Task to complete
Write out the entries verbatim and leave the images out of the copy.

[Stored data]
# # #
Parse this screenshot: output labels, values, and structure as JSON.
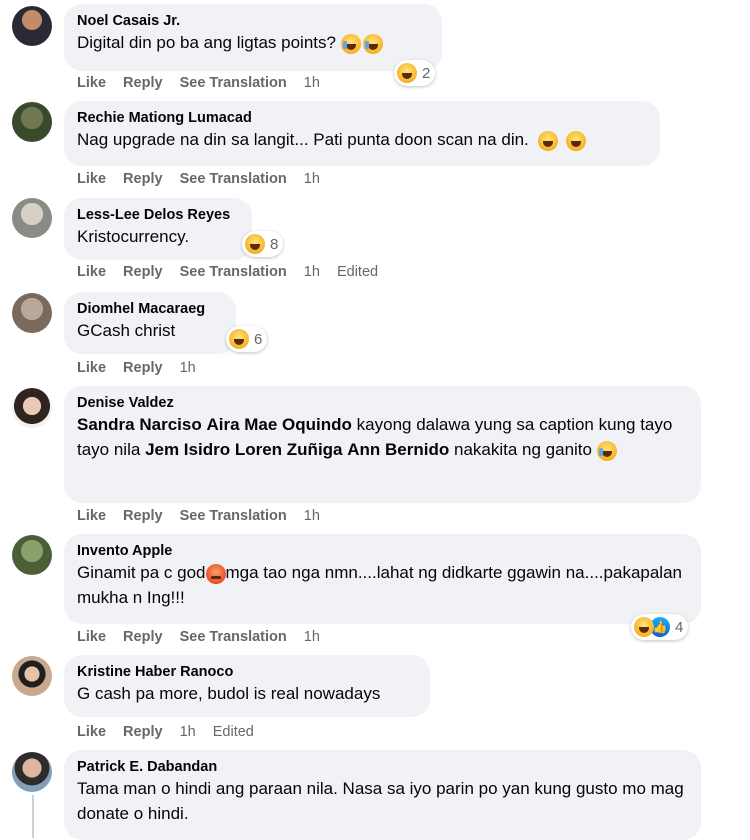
{
  "comments": [
    {
      "author": "Noel Casais Jr.",
      "text": "Digital din po ba ang ligtas points?",
      "actions": {
        "like": "Like",
        "reply": "Reply",
        "see_translation": "See Translation",
        "time": "1h"
      },
      "reactions": {
        "icons": [
          "haha-icon"
        ],
        "count": "2"
      }
    },
    {
      "author": "Rechie Mationg Lumacad",
      "text": "Nag upgrade na din sa langit... Pati punta doon scan na din.",
      "actions": {
        "like": "Like",
        "reply": "Reply",
        "see_translation": "See Translation",
        "time": "1h"
      }
    },
    {
      "author": "Less-Lee Delos Reyes",
      "text": "Kristocurrency.",
      "actions": {
        "like": "Like",
        "reply": "Reply",
        "see_translation": "See Translation",
        "time": "1h",
        "edited": "Edited"
      },
      "reactions": {
        "icons": [
          "haha-icon"
        ],
        "count": "8"
      }
    },
    {
      "author": "Diomhel Macaraeg",
      "text": "GCash christ",
      "actions": {
        "like": "Like",
        "reply": "Reply",
        "time": "1h"
      },
      "reactions": {
        "icons": [
          "haha-icon"
        ],
        "count": "6"
      }
    },
    {
      "author": "Denise Valdez",
      "mention1": "Sandra Narciso",
      "mention2": "Aira Mae Oquindo",
      "text_part1": "kayong dalawa yung sa caption kung tayo tayo nila",
      "mention3": "Jem Isidro",
      "mention4": "Loren Zuñiga",
      "mention5": "Ann Bernido",
      "text_part2": "nakakita ng ganito",
      "actions": {
        "like": "Like",
        "reply": "Reply",
        "see_translation": "See Translation",
        "time": "1h"
      }
    },
    {
      "author": "Invento Apple",
      "text_part1": "Ginamit pa c god",
      "text_part2": "mga tao nga nmn....lahat ng didkarte ggawin na....pakapalan mukha n Ing!!!",
      "actions": {
        "like": "Like",
        "reply": "Reply",
        "see_translation": "See Translation",
        "time": "1h"
      },
      "reactions": {
        "icons": [
          "haha-icon",
          "like-icon"
        ],
        "count": "4"
      }
    },
    {
      "author": "Kristine Haber Ranoco",
      "text": "G cash pa more, budol is real nowadays",
      "actions": {
        "like": "Like",
        "reply": "Reply",
        "time": "1h",
        "edited": "Edited"
      }
    },
    {
      "author": "Patrick E. Dabandan",
      "text": "Tama man o hindi ang paraan nila. Nasa sa iyo parin po yan kung gusto mo mag donate o hindi."
    }
  ],
  "colors": {
    "bubble": "#f0f2f5",
    "secondary_text": "#65676b",
    "like_blue": "#1877f2"
  }
}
# # #
Output
Parse this screenshot: output labels, values, and structure as JSON.
{
  "comments": [
    {
      "author": "Noel Casais Jr.",
      "text": "Digital din po ba ang ligtas points?",
      "actions": {
        "like": "Like",
        "reply": "Reply",
        "see_translation": "See Translation",
        "time": "1h"
      },
      "reactions": {
        "icons": [
          "haha-icon"
        ],
        "count": "2"
      }
    },
    {
      "author": "Rechie Mationg Lumacad",
      "text": "Nag upgrade na din sa langit... Pati punta doon scan na din.",
      "actions": {
        "like": "Like",
        "reply": "Reply",
        "see_translation": "See Translation",
        "time": "1h"
      }
    },
    {
      "author": "Less-Lee Delos Reyes",
      "text": "Kristocurrency.",
      "actions": {
        "like": "Like",
        "reply": "Reply",
        "see_translation": "See Translation",
        "time": "1h",
        "edited": "Edited"
      },
      "reactions": {
        "icons": [
          "haha-icon"
        ],
        "count": "8"
      }
    },
    {
      "author": "Diomhel Macaraeg",
      "text": "GCash christ",
      "actions": {
        "like": "Like",
        "reply": "Reply",
        "time": "1h"
      },
      "reactions": {
        "icons": [
          "haha-icon"
        ],
        "count": "6"
      }
    },
    {
      "author": "Denise Valdez",
      "mention1": "Sandra Narciso",
      "mention2": "Aira Mae Oquindo",
      "text_part1": "kayong dalawa yung sa caption kung tayo tayo nila",
      "mention3": "Jem Isidro",
      "mention4": "Loren Zuñiga",
      "mention5": "Ann Bernido",
      "text_part2": "nakakita ng ganito",
      "actions": {
        "like": "Like",
        "reply": "Reply",
        "see_translation": "See Translation",
        "time": "1h"
      }
    },
    {
      "author": "Invento Apple",
      "text_part1": "Ginamit pa c god",
      "text_part2": "mga tao nga nmn....lahat ng didkarte ggawin na....pakapalan mukha n Ing!!!",
      "actions": {
        "like": "Like",
        "reply": "Reply",
        "see_translation": "See Translation",
        "time": "1h"
      },
      "reactions": {
        "icons": [
          "haha-icon",
          "like-icon"
        ],
        "count": "4"
      }
    },
    {
      "author": "Kristine Haber Ranoco",
      "text": "G cash pa more, budol is real nowadays",
      "actions": {
        "like": "Like",
        "reply": "Reply",
        "time": "1h",
        "edited": "Edited"
      }
    },
    {
      "author": "Patrick E. Dabandan",
      "text": "Tama man o hindi ang paraan nila. Nasa sa iyo parin po yan kung gusto mo mag donate o hindi."
    }
  ],
  "colors": {
    "bubble": "#f0f2f5",
    "secondary_text": "#65676b",
    "like_blue": "#1877f2"
  }
}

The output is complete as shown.